▶ **The task**
Reproduce the full listing that appears beneath this instruction exactly.

──────── Exercise data ────────

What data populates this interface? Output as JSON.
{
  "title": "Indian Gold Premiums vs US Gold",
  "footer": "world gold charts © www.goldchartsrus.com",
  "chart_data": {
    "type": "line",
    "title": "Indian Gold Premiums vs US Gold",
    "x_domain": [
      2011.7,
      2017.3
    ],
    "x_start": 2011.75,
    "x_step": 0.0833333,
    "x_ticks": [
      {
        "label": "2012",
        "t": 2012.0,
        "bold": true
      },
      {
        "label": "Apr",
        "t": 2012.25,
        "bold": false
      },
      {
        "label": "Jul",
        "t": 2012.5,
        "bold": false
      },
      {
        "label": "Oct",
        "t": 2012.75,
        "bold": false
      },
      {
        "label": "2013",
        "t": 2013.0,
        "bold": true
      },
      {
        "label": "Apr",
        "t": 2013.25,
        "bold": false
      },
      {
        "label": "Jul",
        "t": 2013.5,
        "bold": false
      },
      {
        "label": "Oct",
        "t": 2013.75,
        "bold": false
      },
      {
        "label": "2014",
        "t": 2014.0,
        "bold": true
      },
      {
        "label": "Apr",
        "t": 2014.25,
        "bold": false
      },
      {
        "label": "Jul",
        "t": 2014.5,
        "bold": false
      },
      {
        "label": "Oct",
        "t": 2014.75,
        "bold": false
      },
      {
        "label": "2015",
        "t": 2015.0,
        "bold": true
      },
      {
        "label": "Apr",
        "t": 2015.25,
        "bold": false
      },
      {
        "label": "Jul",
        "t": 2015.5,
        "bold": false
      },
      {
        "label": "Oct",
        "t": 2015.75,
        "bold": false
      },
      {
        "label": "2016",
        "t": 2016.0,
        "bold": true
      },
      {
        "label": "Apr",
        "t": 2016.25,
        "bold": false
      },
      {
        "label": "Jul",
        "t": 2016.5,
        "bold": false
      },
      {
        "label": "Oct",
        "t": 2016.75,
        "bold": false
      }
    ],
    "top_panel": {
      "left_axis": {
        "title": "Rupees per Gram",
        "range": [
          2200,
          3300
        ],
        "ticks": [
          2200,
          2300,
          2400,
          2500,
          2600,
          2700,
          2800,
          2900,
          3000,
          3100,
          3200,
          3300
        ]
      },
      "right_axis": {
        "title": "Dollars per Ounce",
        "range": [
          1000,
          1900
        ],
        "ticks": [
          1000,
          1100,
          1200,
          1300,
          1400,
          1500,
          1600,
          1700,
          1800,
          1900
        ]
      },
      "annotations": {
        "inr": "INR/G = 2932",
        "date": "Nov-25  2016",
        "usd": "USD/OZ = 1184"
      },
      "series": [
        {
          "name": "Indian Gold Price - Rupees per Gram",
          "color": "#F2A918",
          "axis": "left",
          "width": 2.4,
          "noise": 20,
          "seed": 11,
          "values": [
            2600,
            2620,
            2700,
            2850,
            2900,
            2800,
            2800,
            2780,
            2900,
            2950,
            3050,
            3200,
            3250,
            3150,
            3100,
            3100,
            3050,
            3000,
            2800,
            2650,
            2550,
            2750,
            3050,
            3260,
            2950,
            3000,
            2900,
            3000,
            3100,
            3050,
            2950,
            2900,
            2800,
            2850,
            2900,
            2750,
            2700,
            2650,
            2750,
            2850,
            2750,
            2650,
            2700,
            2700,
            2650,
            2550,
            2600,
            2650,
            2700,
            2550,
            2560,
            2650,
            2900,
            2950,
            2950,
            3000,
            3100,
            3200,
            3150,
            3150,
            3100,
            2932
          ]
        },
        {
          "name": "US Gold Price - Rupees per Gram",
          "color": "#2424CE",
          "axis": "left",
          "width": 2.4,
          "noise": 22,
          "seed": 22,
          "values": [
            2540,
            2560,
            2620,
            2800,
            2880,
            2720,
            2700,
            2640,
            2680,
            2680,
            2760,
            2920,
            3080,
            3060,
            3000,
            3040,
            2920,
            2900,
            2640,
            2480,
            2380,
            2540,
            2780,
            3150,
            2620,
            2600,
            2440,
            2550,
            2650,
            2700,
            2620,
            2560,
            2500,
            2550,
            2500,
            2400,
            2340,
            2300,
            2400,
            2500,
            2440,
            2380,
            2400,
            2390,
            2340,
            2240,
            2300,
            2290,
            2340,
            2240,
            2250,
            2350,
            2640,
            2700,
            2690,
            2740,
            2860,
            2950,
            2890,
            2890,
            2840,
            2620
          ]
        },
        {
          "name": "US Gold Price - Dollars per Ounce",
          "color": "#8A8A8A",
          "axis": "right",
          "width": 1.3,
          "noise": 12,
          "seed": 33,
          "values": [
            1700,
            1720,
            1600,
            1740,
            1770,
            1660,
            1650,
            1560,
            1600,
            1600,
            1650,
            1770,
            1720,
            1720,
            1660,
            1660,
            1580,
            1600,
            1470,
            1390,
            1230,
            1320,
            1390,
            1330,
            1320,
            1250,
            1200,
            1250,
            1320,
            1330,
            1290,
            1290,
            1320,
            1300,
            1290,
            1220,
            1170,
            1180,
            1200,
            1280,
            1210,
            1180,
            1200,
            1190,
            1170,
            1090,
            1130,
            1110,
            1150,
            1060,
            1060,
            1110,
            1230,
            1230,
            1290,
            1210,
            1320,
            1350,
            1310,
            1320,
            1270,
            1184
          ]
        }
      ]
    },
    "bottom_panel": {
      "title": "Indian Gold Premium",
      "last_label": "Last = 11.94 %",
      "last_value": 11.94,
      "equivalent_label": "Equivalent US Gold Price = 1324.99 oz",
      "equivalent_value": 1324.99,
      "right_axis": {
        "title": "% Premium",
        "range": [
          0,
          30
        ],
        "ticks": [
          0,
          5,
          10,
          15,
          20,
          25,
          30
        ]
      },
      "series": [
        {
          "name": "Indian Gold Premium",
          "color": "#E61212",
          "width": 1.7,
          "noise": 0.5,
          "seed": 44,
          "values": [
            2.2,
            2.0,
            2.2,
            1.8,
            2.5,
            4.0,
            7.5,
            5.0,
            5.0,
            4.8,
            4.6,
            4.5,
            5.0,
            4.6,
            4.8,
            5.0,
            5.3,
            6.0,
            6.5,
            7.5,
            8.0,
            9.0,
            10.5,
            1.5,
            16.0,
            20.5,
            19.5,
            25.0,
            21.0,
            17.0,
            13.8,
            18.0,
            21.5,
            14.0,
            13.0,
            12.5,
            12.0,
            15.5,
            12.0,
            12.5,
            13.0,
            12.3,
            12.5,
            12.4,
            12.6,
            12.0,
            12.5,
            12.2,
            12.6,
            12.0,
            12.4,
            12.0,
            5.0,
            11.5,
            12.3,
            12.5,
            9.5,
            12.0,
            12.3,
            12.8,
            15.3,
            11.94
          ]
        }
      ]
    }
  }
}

────────

▶ **Problem solution**
What data populates this interface? Output as JSON.
{
  "title": "Indian Gold Premiums vs US Gold",
  "footer": "world gold charts © www.goldchartsrus.com",
  "chart_data": {
    "type": "line",
    "title": "Indian Gold Premiums vs US Gold",
    "x_domain": [
      2011.7,
      2017.3
    ],
    "x_start": 2011.75,
    "x_step": 0.0833333,
    "x_ticks": [
      {
        "label": "2012",
        "t": 2012.0,
        "bold": true
      },
      {
        "label": "Apr",
        "t": 2012.25,
        "bold": false
      },
      {
        "label": "Jul",
        "t": 2012.5,
        "bold": false
      },
      {
        "label": "Oct",
        "t": 2012.75,
        "bold": false
      },
      {
        "label": "2013",
        "t": 2013.0,
        "bold": true
      },
      {
        "label": "Apr",
        "t": 2013.25,
        "bold": false
      },
      {
        "label": "Jul",
        "t": 2013.5,
        "bold": false
      },
      {
        "label": "Oct",
        "t": 2013.75,
        "bold": false
      },
      {
        "label": "2014",
        "t": 2014.0,
        "bold": true
      },
      {
        "label": "Apr",
        "t": 2014.25,
        "bold": false
      },
      {
        "label": "Jul",
        "t": 2014.5,
        "bold": false
      },
      {
        "label": "Oct",
        "t": 2014.75,
        "bold": false
      },
      {
        "label": "2015",
        "t": 2015.0,
        "bold": true
      },
      {
        "label": "Apr",
        "t": 2015.25,
        "bold": false
      },
      {
        "label": "Jul",
        "t": 2015.5,
        "bold": false
      },
      {
        "label": "Oct",
        "t": 2015.75,
        "bold": false
      },
      {
        "label": "2016",
        "t": 2016.0,
        "bold": true
      },
      {
        "label": "Apr",
        "t": 2016.25,
        "bold": false
      },
      {
        "label": "Jul",
        "t": 2016.5,
        "bold": false
      },
      {
        "label": "Oct",
        "t": 2016.75,
        "bold": false
      }
    ],
    "top_panel": {
      "left_axis": {
        "title": "Rupees per Gram",
        "range": [
          2200,
          3300
        ],
        "ticks": [
          2200,
          2300,
          2400,
          2500,
          2600,
          2700,
          2800,
          2900,
          3000,
          3100,
          3200,
          3300
        ]
      },
      "right_axis": {
        "title": "Dollars per Ounce",
        "range": [
          1000,
          1900
        ],
        "ticks": [
          1000,
          1100,
          1200,
          1300,
          1400,
          1500,
          1600,
          1700,
          1800,
          1900
        ]
      },
      "annotations": {
        "inr": "INR/G = 2932",
        "date": "Nov-25  2016",
        "usd": "USD/OZ = 1184"
      },
      "series": [
        {
          "name": "Indian Gold Price - Rupees per Gram",
          "color": "#F2A918",
          "axis": "left",
          "width": 2.4,
          "noise": 20,
          "seed": 11,
          "values": [
            2600,
            2620,
            2700,
            2850,
            2900,
            2800,
            2800,
            2780,
            2900,
            2950,
            3050,
            3200,
            3250,
            3150,
            3100,
            3100,
            3050,
            3000,
            2800,
            2650,
            2550,
            2750,
            3050,
            3260,
            2950,
            3000,
            2900,
            3000,
            3100,
            3050,
            2950,
            2900,
            2800,
            2850,
            2900,
            2750,
            2700,
            2650,
            2750,
            2850,
            2750,
            2650,
            2700,
            2700,
            2650,
            2550,
            2600,
            2650,
            2700,
            2550,
            2560,
            2650,
            2900,
            2950,
            2950,
            3000,
            3100,
            3200,
            3150,
            3150,
            3100,
            2932
          ]
        },
        {
          "name": "US Gold Price - Rupees per Gram",
          "color": "#2424CE",
          "axis": "left",
          "width": 2.4,
          "noise": 22,
          "seed": 22,
          "values": [
            2540,
            2560,
            2620,
            2800,
            2880,
            2720,
            2700,
            2640,
            2680,
            2680,
            2760,
            2920,
            3080,
            3060,
            3000,
            3040,
            2920,
            2900,
            2640,
            2480,
            2380,
            2540,
            2780,
            3150,
            2620,
            2600,
            2440,
            2550,
            2650,
            2700,
            2620,
            2560,
            2500,
            2550,
            2500,
            2400,
            2340,
            2300,
            2400,
            2500,
            2440,
            2380,
            2400,
            2390,
            2340,
            2240,
            2300,
            2290,
            2340,
            2240,
            2250,
            2350,
            2640,
            2700,
            2690,
            2740,
            2860,
            2950,
            2890,
            2890,
            2840,
            2620
          ]
        },
        {
          "name": "US Gold Price - Dollars per Ounce",
          "color": "#8A8A8A",
          "axis": "right",
          "width": 1.3,
          "noise": 12,
          "seed": 33,
          "values": [
            1700,
            1720,
            1600,
            1740,
            1770,
            1660,
            1650,
            1560,
            1600,
            1600,
            1650,
            1770,
            1720,
            1720,
            1660,
            1660,
            1580,
            1600,
            1470,
            1390,
            1230,
            1320,
            1390,
            1330,
            1320,
            1250,
            1200,
            1250,
            1320,
            1330,
            1290,
            1290,
            1320,
            1300,
            1290,
            1220,
            1170,
            1180,
            1200,
            1280,
            1210,
            1180,
            1200,
            1190,
            1170,
            1090,
            1130,
            1110,
            1150,
            1060,
            1060,
            1110,
            1230,
            1230,
            1290,
            1210,
            1320,
            1350,
            1310,
            1320,
            1270,
            1184
          ]
        }
      ]
    },
    "bottom_panel": {
      "title": "Indian Gold Premium",
      "last_label": "Last = 11.94 %",
      "last_value": 11.94,
      "equivalent_label": "Equivalent US Gold Price = 1324.99 oz",
      "equivalent_value": 1324.99,
      "right_axis": {
        "title": "% Premium",
        "range": [
          0,
          30
        ],
        "ticks": [
          0,
          5,
          10,
          15,
          20,
          25,
          30
        ]
      },
      "series": [
        {
          "name": "Indian Gold Premium",
          "color": "#E61212",
          "width": 1.7,
          "noise": 0.5,
          "seed": 44,
          "values": [
            2.2,
            2.0,
            2.2,
            1.8,
            2.5,
            4.0,
            7.5,
            5.0,
            5.0,
            4.8,
            4.6,
            4.5,
            5.0,
            4.6,
            4.8,
            5.0,
            5.3,
            6.0,
            6.5,
            7.5,
            8.0,
            9.0,
            10.5,
            1.5,
            16.0,
            20.5,
            19.5,
            25.0,
            21.0,
            17.0,
            13.8,
            18.0,
            21.5,
            14.0,
            13.0,
            12.5,
            12.0,
            15.5,
            12.0,
            12.5,
            13.0,
            12.3,
            12.5,
            12.4,
            12.6,
            12.0,
            12.5,
            12.2,
            12.6,
            12.0,
            12.4,
            12.0,
            5.0,
            11.5,
            12.3,
            12.5,
            9.5,
            12.0,
            12.3,
            12.8,
            15.3,
            11.94
          ]
        }
      ]
    }
  }
}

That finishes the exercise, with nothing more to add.